What is asked:
1 > Return the passage of the Jumeirah Lake Towers thread between "-Electricity/Water has been" and "(Apr 27, 2004)", inclusive.
2 > Check each statement below against the Jumeirah Lake Towers thread. Answer yes or no for each, quoting the deciding words. (a) Electricity and water have been turned on in Saba Tower. (b) WSP reported that the name has been changed to "Jumeirah Puddles Towers." (c) The plan is to increase the amount of water in the lakes.

Document section:
= = =
# Major News about JLT



## ragga (Jan 23, 2005)

Will post this tomorrow, however stuff like

-Electricity/Water has been turned on in saba tower meaning fortune tower will be ready in december as well... they were not sure about this b/c of DEWA

-reducing amount of water and putting fountains in whatever lakes are there as they want to encourage more footpaths in between towers to make a more 'lively community', 

more news about DMCC.. will let you know once i have it official on paper.


----------



## Krazy (Apr 27, 2004)

Also WSP reported that the name has been changed to "Jumeirah LakeS Towers"

and NazUK suggested it should be Jumeirah Puddles Towers


----------



## THE DUBAI GUYS (Aug 5, 2004)

cool! cant wait.

R


----------



## zee (Nov 30, 2005)

lively community :rofl:

liek they dont have anything else to do in dubai than to walk around fountains


----------



## dubaiflo (Jan 3, 2005)

^^ see what they do in Dubai Marina


----------



## zee (Nov 30, 2005)

are you trying to say that they do


----------



## dubaiflo (Jan 3, 2005)

basically, yes.


----------



## Wind Spokesperson (Dec 27, 2005)
= = =
Dataset section:
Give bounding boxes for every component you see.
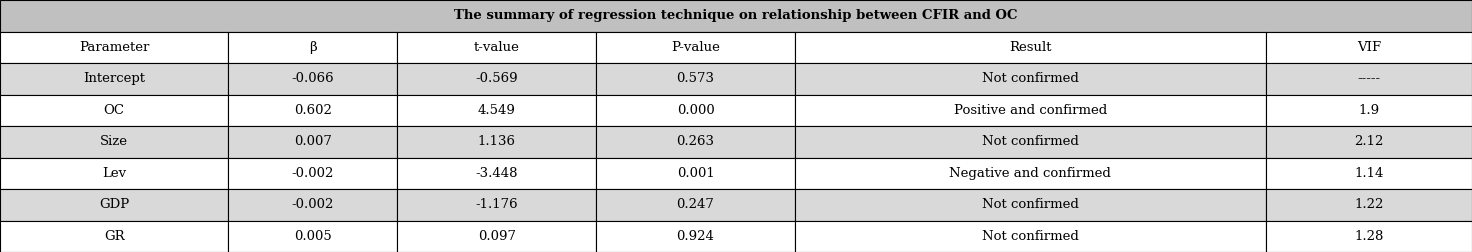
= = =
Answers per task:
1 >
-Electricity/Water has been turned on in saba tower meaning fortune tower will be ready in december as well... they were not sure about this b/c of DEWA

-reducing amount of water and putting fountains in whatever lakes are there as they want to encourage more footpaths in between towers to make a more 'lively community', 

more news about DMCC.. will let you know once i have it official on paper.


----------



## Krazy (Apr 27, 2004)

2 >
(a) Yes: "Electricity/Water has been turned on in saba tower"
(b) No: "WSP reported that the name has been changed to "Jumeirah LakeS Towers""
(c) No: "reducing amount of water and putting fountains in whatever lakes are there"